Write out the listing below without alteration, omitting its pictures.

Dataset records:
# # # # #
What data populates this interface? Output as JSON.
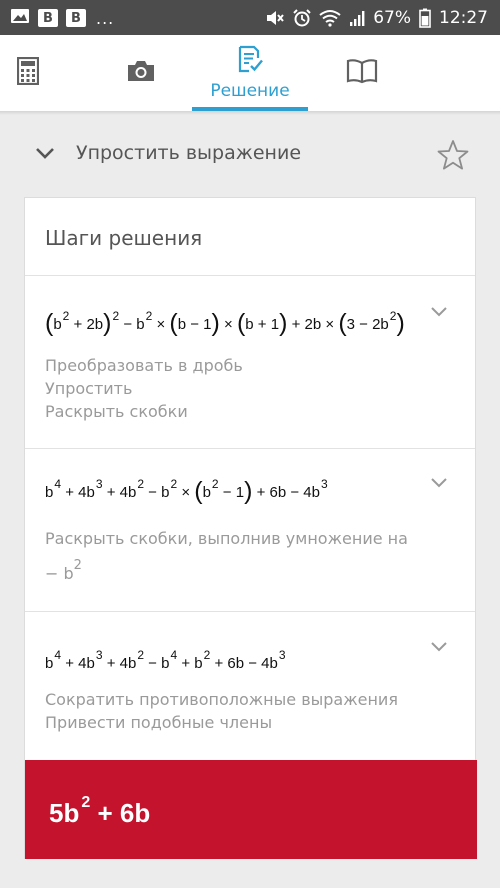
{
  "status_bar": {
    "notif1": "B",
    "notif2": "B",
    "more": "...",
    "battery": "67%",
    "time": "12:27"
  },
  "tabs": {
    "solution_label": "Решение",
    "accent_color": "#2e9fd1",
    "icons": [
      "calculator-icon",
      "camera-icon",
      "solution-icon",
      "book-icon"
    ]
  },
  "header": {
    "title": "Упростить выражение"
  },
  "card": {
    "title": "Шаги решения",
    "steps": [
      {
        "expr": {
          "b": "b",
          "e2": "2",
          "plus2b": "+ 2b",
          "outer_exp": "2",
          "minus_b": "− b",
          "e2b": "2",
          "times1": "×",
          "bm1": "b − 1",
          "times2": "×",
          "bp1": "b + 1",
          "plus_2b": "+ 2b",
          "times3": "×",
          "three_minus": "3 − 2b",
          "e2c": "2"
        },
        "lines": [
          "Преобразовать в дробь",
          "Упростить",
          "Раскрыть скобки"
        ]
      },
      {
        "expr": {
          "b4": "b",
          "e4": "4",
          "p4b": "+ 4b",
          "e3": "3",
          "p4b2": "+ 4b",
          "e2": "2",
          "mb": "− b",
          "e2b": "2",
          "times": "×",
          "b2": "b",
          "e2c": "2",
          "m1": "− 1",
          "p6b": "+ 6b",
          "m4b": "− 4b",
          "e3b": "3"
        },
        "lines": [
          "Раскрыть скобки, выполнив умножение на"
        ],
        "tail": "− b",
        "tail_exp": "2"
      },
      {
        "expr": {
          "b4": "b",
          "e4": "4",
          "p4b": "+ 4b",
          "e3": "3",
          "p4b2": "+ 4b",
          "e2": "2",
          "mb4": "− b",
          "e4b": "4",
          "pb": "+ b",
          "e2b": "2",
          "p6b": "+ 6b",
          "m4b": "− 4b",
          "e3b": "3"
        },
        "lines": [
          "Сократить противоположные выражения",
          "Привести подобные члены"
        ]
      }
    ],
    "answer": {
      "b_part": "5b",
      "exp": "2",
      "rest": "+ 6b",
      "bg_color": "#c4132c"
    }
  }
}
# # # # #
■ **Answer for the task**
What data populates this interface? Output as JSON.
{
  "status_bar": {
    "notif1": "B",
    "notif2": "B",
    "more": "...",
    "battery": "67%",
    "time": "12:27"
  },
  "tabs": {
    "solution_label": "Решение",
    "accent_color": "#2e9fd1",
    "icons": [
      "calculator-icon",
      "camera-icon",
      "solution-icon",
      "book-icon"
    ]
  },
  "header": {
    "title": "Упростить выражение"
  },
  "card": {
    "title": "Шаги решения",
    "steps": [
      {
        "expr": {
          "b": "b",
          "e2": "2",
          "plus2b": "+ 2b",
          "outer_exp": "2",
          "minus_b": "− b",
          "e2b": "2",
          "times1": "×",
          "bm1": "b − 1",
          "times2": "×",
          "bp1": "b + 1",
          "plus_2b": "+ 2b",
          "times3": "×",
          "three_minus": "3 − 2b",
          "e2c": "2"
        },
        "lines": [
          "Преобразовать в дробь",
          "Упростить",
          "Раскрыть скобки"
        ]
      },
      {
        "expr": {
          "b4": "b",
          "e4": "4",
          "p4b": "+ 4b",
          "e3": "3",
          "p4b2": "+ 4b",
          "e2": "2",
          "mb": "− b",
          "e2b": "2",
          "times": "×",
          "b2": "b",
          "e2c": "2",
          "m1": "− 1",
          "p6b": "+ 6b",
          "m4b": "− 4b",
          "e3b": "3"
        },
        "lines": [
          "Раскрыть скобки, выполнив умножение на"
        ],
        "tail": "− b",
        "tail_exp": "2"
      },
      {
        "expr": {
          "b4": "b",
          "e4": "4",
          "p4b": "+ 4b",
          "e3": "3",
          "p4b2": "+ 4b",
          "e2": "2",
          "mb4": "− b",
          "e4b": "4",
          "pb": "+ b",
          "e2b": "2",
          "p6b": "+ 6b",
          "m4b": "− 4b",
          "e3b": "3"
        },
        "lines": [
          "Сократить противоположные выражения",
          "Привести подобные члены"
        ]
      }
    ],
    "answer": {
      "b_part": "5b",
      "exp": "2",
      "rest": "+ 6b",
      "bg_color": "#c4132c"
    }
  }
}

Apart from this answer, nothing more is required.